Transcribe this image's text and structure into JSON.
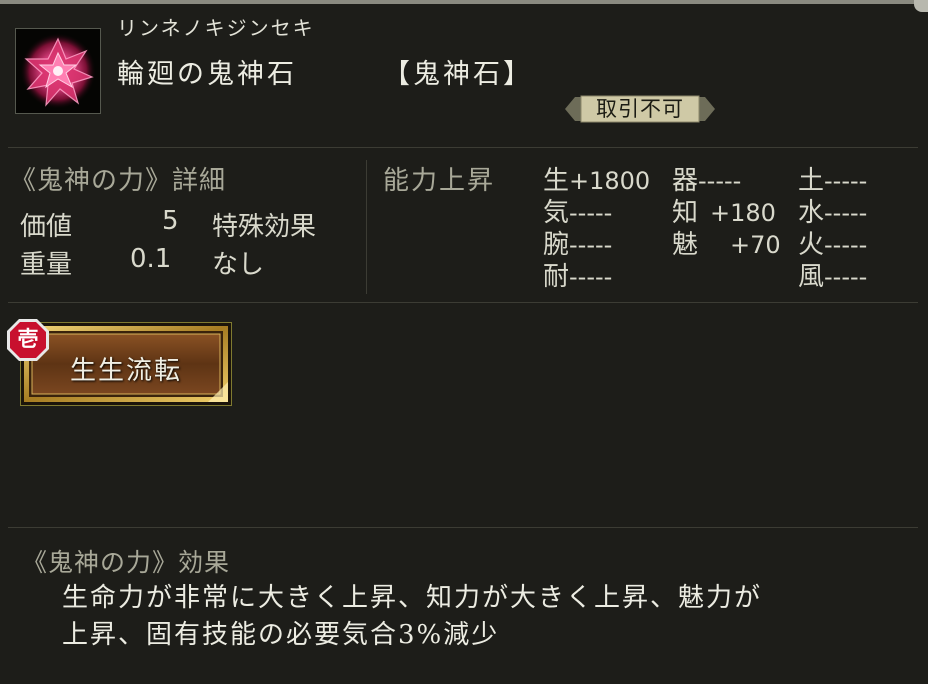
{
  "item": {
    "reading": "リンネノキジンセキ",
    "name": "輪廻の鬼神石",
    "category": "【鬼神石】",
    "icon": "crimson-crystal-icon",
    "trade_status": "取引不可"
  },
  "details": {
    "title": "《鬼神の力》詳細",
    "value_label": "価値",
    "value": "5",
    "weight_label": "重量",
    "weight": "0.1",
    "special_effect_label": "特殊効果",
    "special_effect": "なし"
  },
  "abilities": {
    "title": "能力上昇",
    "stats": [
      {
        "name": "生",
        "value": "+1800"
      },
      {
        "name": "器",
        "value": "-----"
      },
      {
        "name": "土",
        "value": "-----"
      },
      {
        "name": "気",
        "value": "-----"
      },
      {
        "name": "知",
        "value": "+180"
      },
      {
        "name": "水",
        "value": "-----"
      },
      {
        "name": "腕",
        "value": "-----"
      },
      {
        "name": "魅",
        "value": "+70"
      },
      {
        "name": "火",
        "value": "-----"
      },
      {
        "name": "耐",
        "value": "-----"
      },
      {
        "name": "風",
        "value": "-----"
      }
    ]
  },
  "skill": {
    "rank": "壱",
    "name": "生生流転"
  },
  "effect": {
    "title": "《鬼神の力》効果",
    "line1": "生命力が非常に大きく上昇、知力が大きく上昇、魅力が",
    "line2": "上昇、固有技能の必要気合3%減少"
  },
  "colors": {
    "background": "#1d1d19",
    "text": "#ecece2",
    "muted_text": "#a8a898",
    "skill_frame": "#c9a640",
    "skill_fill": "#6a3c16",
    "rank_badge": "#c8102e"
  }
}
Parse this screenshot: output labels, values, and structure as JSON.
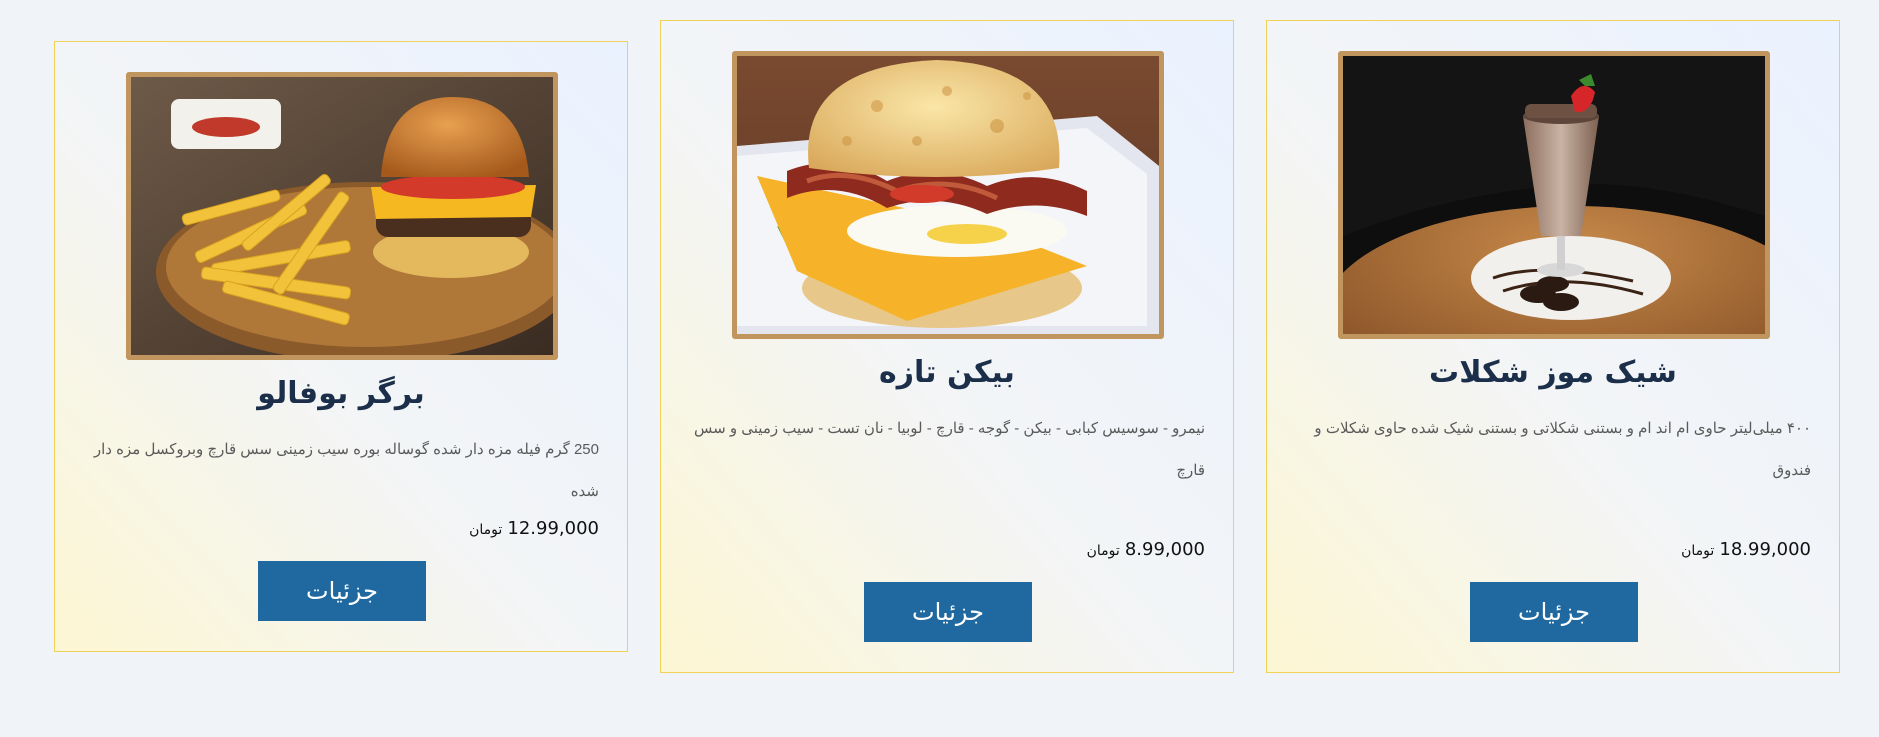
{
  "products": [
    {
      "title": "برگر بوفالو",
      "description": "250 گرم فیله مزه دار شده گوساله بوره سیب زمینی سس قارچ وبروکسل مزه دار شده",
      "price": "12.99,000",
      "currency": "تومان",
      "button_label": "جزئیات",
      "image": "burger-and-fries-photo"
    },
    {
      "title": "بیکن تازه",
      "description": "نیمرو - سوسیس کبابی - بیکن - گوجه - قارچ - لوبیا - نان تست - سیب زمینی و سس قارچ",
      "price": "8.99,000",
      "currency": "تومان",
      "button_label": "جزئیات",
      "image": "bacon-egg-biscuit-photo"
    },
    {
      "title": "شیک موز شکلات",
      "description": "۴۰۰ میلی‌لیتر حاوی ام اند ام و بستنی شکلاتی و بستنی شیک شده حاوی شکلات و فندوق",
      "price": "18.99,000",
      "currency": "تومان",
      "button_label": "جزئیات",
      "image": "chocolate-milkshake-photo"
    }
  ],
  "colors": {
    "card_border": "#f1d258",
    "frame": "#c0955e",
    "button": "#1f68a0",
    "title": "#1c2f4a"
  }
}
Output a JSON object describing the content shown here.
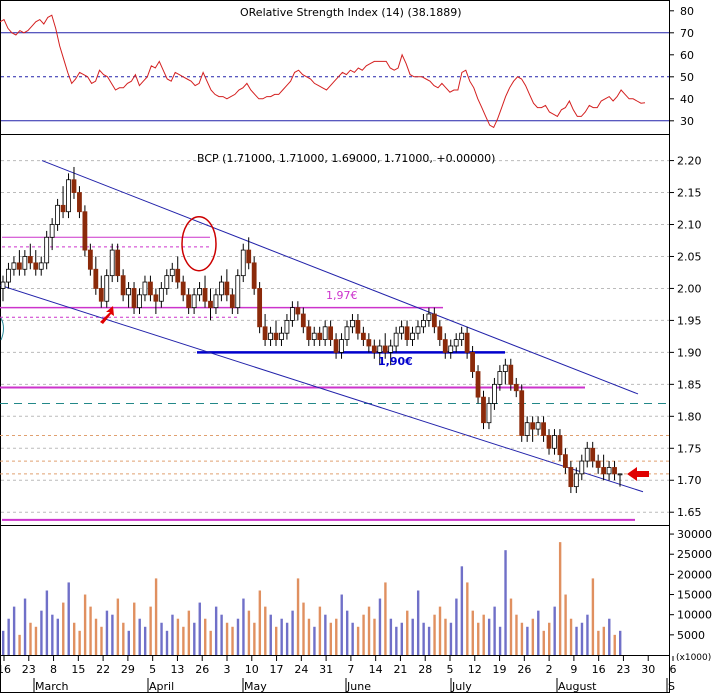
{
  "rsi_panel": {
    "title": "ORelative Strength Index (14) (38.1889)",
    "y_ticks": [
      "80",
      "70",
      "60",
      "50",
      "40",
      "30"
    ],
    "levels": [
      70,
      50,
      30
    ],
    "line_color": "#d42020",
    "values": [
      75,
      76,
      72,
      70,
      69,
      71,
      70,
      71,
      73,
      75,
      76,
      74,
      77,
      78,
      72,
      64,
      58,
      52,
      47,
      49,
      52,
      51,
      50,
      47,
      48,
      53,
      51,
      50,
      47,
      44,
      45,
      45,
      47,
      48,
      51,
      46,
      48,
      50,
      55,
      54,
      57,
      53,
      49,
      48,
      52,
      51,
      50,
      49,
      48,
      46,
      47,
      52,
      48,
      44,
      42,
      41,
      41,
      40,
      41,
      42,
      44,
      45,
      47,
      44,
      42,
      40,
      40,
      41,
      41,
      42,
      42,
      44,
      46,
      48,
      52,
      53,
      51,
      50,
      49,
      47,
      46,
      45,
      44,
      46,
      48,
      50,
      52,
      51,
      53,
      52,
      54,
      53,
      55,
      56,
      57,
      57,
      57,
      57,
      54,
      53,
      54,
      60,
      56,
      51,
      50,
      50,
      50,
      49,
      48,
      46,
      45,
      47,
      45,
      43,
      44,
      44,
      52,
      53,
      48,
      45,
      40,
      36,
      32,
      28,
      27,
      31,
      36,
      41,
      45,
      48,
      50,
      49,
      46,
      42,
      38,
      36,
      36,
      37,
      34,
      33,
      32,
      35,
      36,
      39,
      35,
      32,
      32,
      34,
      37,
      36,
      36,
      39,
      40,
      41,
      39,
      41,
      44,
      42,
      40,
      40,
      39,
      38,
      38.19
    ]
  },
  "price_panel": {
    "title": "BCP (1.71000, 1.71000, 1.69000, 1.71000, +0.00000)",
    "y_ticks": [
      "2.20",
      "2.15",
      "2.10",
      "2.05",
      "2.00",
      "1.95",
      "1.90",
      "1.85",
      "1.80",
      "1.75",
      "1.70",
      "1.65"
    ],
    "annotations": {
      "label_197": "1,97€",
      "label_190": "1,90€",
      "color_197": "#cc33cc",
      "color_190": "#0000cc"
    },
    "colors": {
      "up": "#ffffff",
      "down": "#8b2a0a",
      "outline": "#000000",
      "channel": "#2222aa",
      "support": "#cc33cc",
      "highlight": "#cc0000"
    }
  },
  "volume_panel": {
    "y_ticks": [
      "30000",
      "25000",
      "20000",
      "15000",
      "10000",
      "5000"
    ],
    "unit_label": "(x1000)",
    "colors": {
      "up": "#7070c8",
      "down": "#e09060"
    }
  },
  "x_axis": {
    "day_ticks": [
      "16",
      "23",
      "8",
      "15",
      "22",
      "29",
      "5",
      "13",
      "26",
      "3",
      "10",
      "17",
      "24",
      "31",
      "7",
      "14",
      "21",
      "28",
      "5",
      "12",
      "19",
      "26",
      "2",
      "9",
      "16",
      "23",
      "30",
      "6"
    ],
    "months": [
      "March",
      "April",
      "May",
      "June",
      "July",
      "August",
      "S"
    ]
  },
  "chart_data": {
    "type": "candlestick",
    "title": "BCP (1.71000, 1.71000, 1.69000, 1.71000, +0.00000)",
    "ylim": [
      1.63,
      2.24
    ],
    "last_bar": {
      "open": 1.71,
      "high": 1.71,
      "low": 1.69,
      "close": 1.71,
      "change": 0.0
    },
    "ohlc": [
      [
        2.0,
        2.02,
        1.98,
        2.01
      ],
      [
        2.01,
        2.04,
        2.0,
        2.03
      ],
      [
        2.03,
        2.05,
        2.02,
        2.04
      ],
      [
        2.04,
        2.06,
        2.02,
        2.03
      ],
      [
        2.03,
        2.06,
        2.02,
        2.05
      ],
      [
        2.05,
        2.07,
        2.03,
        2.04
      ],
      [
        2.04,
        2.06,
        2.02,
        2.03
      ],
      [
        2.03,
        2.05,
        2.02,
        2.04
      ],
      [
        2.04,
        2.09,
        2.03,
        2.08
      ],
      [
        2.08,
        2.11,
        2.06,
        2.1
      ],
      [
        2.1,
        2.14,
        2.09,
        2.13
      ],
      [
        2.13,
        2.16,
        2.11,
        2.12
      ],
      [
        2.12,
        2.18,
        2.11,
        2.17
      ],
      [
        2.17,
        2.19,
        2.14,
        2.15
      ],
      [
        2.15,
        2.16,
        2.11,
        2.12
      ],
      [
        2.12,
        2.13,
        2.05,
        2.06
      ],
      [
        2.06,
        2.07,
        2.02,
        2.03
      ],
      [
        2.03,
        2.05,
        1.99,
        2.0
      ],
      [
        2.0,
        2.02,
        1.97,
        1.98
      ],
      [
        1.98,
        2.03,
        1.97,
        2.02
      ],
      [
        2.02,
        2.07,
        2.01,
        2.06
      ],
      [
        2.06,
        2.07,
        2.01,
        2.02
      ],
      [
        2.02,
        2.03,
        1.98,
        1.99
      ],
      [
        1.99,
        2.01,
        1.97,
        2.0
      ],
      [
        2.0,
        2.01,
        1.96,
        1.97
      ],
      [
        1.97,
        2.0,
        1.96,
        1.99
      ],
      [
        1.99,
        2.02,
        1.98,
        2.01
      ],
      [
        2.01,
        2.02,
        1.98,
        1.99
      ],
      [
        1.99,
        2.0,
        1.96,
        1.98
      ],
      [
        1.98,
        2.01,
        1.97,
        2.0
      ],
      [
        2.0,
        2.03,
        1.99,
        2.02
      ],
      [
        2.02,
        2.04,
        2.01,
        2.03
      ],
      [
        2.03,
        2.05,
        2.0,
        2.01
      ],
      [
        2.01,
        2.02,
        1.98,
        1.99
      ],
      [
        1.99,
        2.0,
        1.96,
        1.97
      ],
      [
        1.97,
        2.0,
        1.96,
        1.99
      ],
      [
        1.99,
        2.01,
        1.98,
        2.0
      ],
      [
        2.0,
        2.02,
        1.97,
        1.98
      ],
      [
        1.98,
        2.0,
        1.95,
        1.97
      ],
      [
        1.97,
        2.0,
        1.96,
        1.99
      ],
      [
        1.99,
        2.02,
        1.98,
        2.01
      ],
      [
        2.01,
        2.03,
        1.98,
        1.99
      ],
      [
        1.99,
        2.0,
        1.96,
        1.97
      ],
      [
        1.97,
        2.03,
        1.96,
        2.02
      ],
      [
        2.02,
        2.07,
        2.01,
        2.06
      ],
      [
        2.06,
        2.08,
        2.03,
        2.04
      ],
      [
        2.04,
        2.05,
        1.99,
        2.0
      ],
      [
        2.0,
        2.01,
        1.93,
        1.94
      ],
      [
        1.94,
        1.96,
        1.91,
        1.92
      ],
      [
        1.92,
        1.94,
        1.91,
        1.93
      ],
      [
        1.93,
        1.95,
        1.91,
        1.92
      ],
      [
        1.92,
        1.94,
        1.91,
        1.93
      ],
      [
        1.93,
        1.96,
        1.92,
        1.95
      ],
      [
        1.95,
        1.98,
        1.94,
        1.97
      ],
      [
        1.97,
        1.98,
        1.95,
        1.96
      ],
      [
        1.96,
        1.97,
        1.93,
        1.94
      ],
      [
        1.94,
        1.95,
        1.91,
        1.92
      ],
      [
        1.92,
        1.94,
        1.91,
        1.93
      ],
      [
        1.93,
        1.94,
        1.91,
        1.92
      ],
      [
        1.92,
        1.95,
        1.91,
        1.94
      ],
      [
        1.94,
        1.95,
        1.91,
        1.92
      ],
      [
        1.92,
        1.93,
        1.89,
        1.9
      ],
      [
        1.9,
        1.93,
        1.89,
        1.92
      ],
      [
        1.92,
        1.95,
        1.91,
        1.94
      ],
      [
        1.94,
        1.96,
        1.93,
        1.95
      ],
      [
        1.95,
        1.96,
        1.92,
        1.93
      ],
      [
        1.93,
        1.94,
        1.91,
        1.92
      ],
      [
        1.92,
        1.93,
        1.9,
        1.91
      ],
      [
        1.91,
        1.92,
        1.89,
        1.9
      ],
      [
        1.9,
        1.92,
        1.88,
        1.91
      ],
      [
        1.91,
        1.93,
        1.89,
        1.9
      ],
      [
        1.9,
        1.92,
        1.88,
        1.91
      ],
      [
        1.91,
        1.94,
        1.9,
        1.93
      ],
      [
        1.93,
        1.95,
        1.92,
        1.94
      ],
      [
        1.94,
        1.95,
        1.91,
        1.92
      ],
      [
        1.92,
        1.94,
        1.91,
        1.93
      ],
      [
        1.93,
        1.95,
        1.92,
        1.94
      ],
      [
        1.94,
        1.96,
        1.93,
        1.95
      ],
      [
        1.95,
        1.97,
        1.94,
        1.96
      ],
      [
        1.96,
        1.97,
        1.93,
        1.94
      ],
      [
        1.94,
        1.95,
        1.91,
        1.92
      ],
      [
        1.92,
        1.93,
        1.89,
        1.9
      ],
      [
        1.9,
        1.92,
        1.89,
        1.91
      ],
      [
        1.91,
        1.93,
        1.9,
        1.92
      ],
      [
        1.92,
        1.94,
        1.91,
        1.93
      ],
      [
        1.93,
        1.94,
        1.89,
        1.9
      ],
      [
        1.9,
        1.91,
        1.86,
        1.87
      ],
      [
        1.87,
        1.88,
        1.82,
        1.83
      ],
      [
        1.83,
        1.84,
        1.78,
        1.79
      ],
      [
        1.79,
        1.83,
        1.78,
        1.82
      ],
      [
        1.82,
        1.86,
        1.81,
        1.85
      ],
      [
        1.85,
        1.88,
        1.84,
        1.87
      ],
      [
        1.87,
        1.89,
        1.85,
        1.88
      ],
      [
        1.88,
        1.89,
        1.84,
        1.85
      ],
      [
        1.85,
        1.86,
        1.83,
        1.84
      ],
      [
        1.84,
        1.85,
        1.76,
        1.77
      ],
      [
        1.77,
        1.8,
        1.76,
        1.79
      ],
      [
        1.79,
        1.8,
        1.76,
        1.78
      ],
      [
        1.78,
        1.8,
        1.77,
        1.79
      ],
      [
        1.79,
        1.8,
        1.76,
        1.77
      ],
      [
        1.77,
        1.78,
        1.74,
        1.75
      ],
      [
        1.75,
        1.78,
        1.74,
        1.77
      ],
      [
        1.77,
        1.78,
        1.73,
        1.74
      ],
      [
        1.74,
        1.75,
        1.71,
        1.72
      ],
      [
        1.72,
        1.73,
        1.68,
        1.69
      ],
      [
        1.69,
        1.72,
        1.68,
        1.71
      ],
      [
        1.71,
        1.74,
        1.7,
        1.73
      ],
      [
        1.73,
        1.76,
        1.72,
        1.75
      ],
      [
        1.75,
        1.76,
        1.72,
        1.73
      ],
      [
        1.73,
        1.74,
        1.71,
        1.72
      ],
      [
        1.72,
        1.74,
        1.7,
        1.71
      ],
      [
        1.71,
        1.73,
        1.7,
        1.72
      ],
      [
        1.72,
        1.73,
        1.7,
        1.71
      ],
      [
        1.71,
        1.71,
        1.69,
        1.71
      ]
    ],
    "volume": [
      6000,
      9000,
      12000,
      5000,
      14000,
      8000,
      7000,
      11000,
      16000,
      10000,
      9000,
      13000,
      18000,
      8000,
      6000,
      15000,
      12000,
      9000,
      7000,
      11000,
      10000,
      14000,
      8000,
      6000,
      13000,
      9000,
      7000,
      12000,
      19000,
      8000,
      6000,
      10000,
      9000,
      7000,
      11000,
      8000,
      13000,
      9000,
      6000,
      12000,
      10000,
      8000,
      7000,
      9000,
      14000,
      11000,
      8000,
      16000,
      12000,
      10000,
      7000,
      9000,
      8000,
      11000,
      19000,
      13000,
      9000,
      7000,
      12000,
      10000,
      8000,
      9000,
      15000,
      11000,
      8000,
      7000,
      10000,
      12000,
      9000,
      14000,
      18000,
      9000,
      7000,
      8000,
      11000,
      9000,
      16000,
      8000,
      7000,
      10000,
      12000,
      9000,
      8000,
      14000,
      22000,
      18000,
      11000,
      8000,
      10000,
      9000,
      12000,
      7000,
      26000,
      14000,
      10000,
      8000,
      7000,
      9000,
      11000,
      6000,
      8000,
      12000,
      28000,
      15000,
      9000,
      7000,
      8000,
      10000,
      19000,
      6000,
      7000,
      9000,
      5000,
      6000
    ]
  }
}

◇ ◇ ◇ ◇ ◇ ◇ ◇

__Exercise prompt__: Using the listing, copy every line where the word "title" shows up.

__The solution__:
    "title": "《鬼神の力》詳細",
    "title": "能力上昇",
    "title": "《鬼神の力》効果",
      "title": "برگر بوفالو",
      "title": "بیکن تازه",
      "title": "شیک موز شکلات",
    "title": "#1c2f4a"
    "title": "ORelative Strength Index (14) (38.1889)",
    "title": "BCP (1.71000, 1.71000, 1.69000, 1.71000, +0.00000)",
    "title": "BCP (1.71000, 1.71000, 1.69000, 1.71000, +0.00000)",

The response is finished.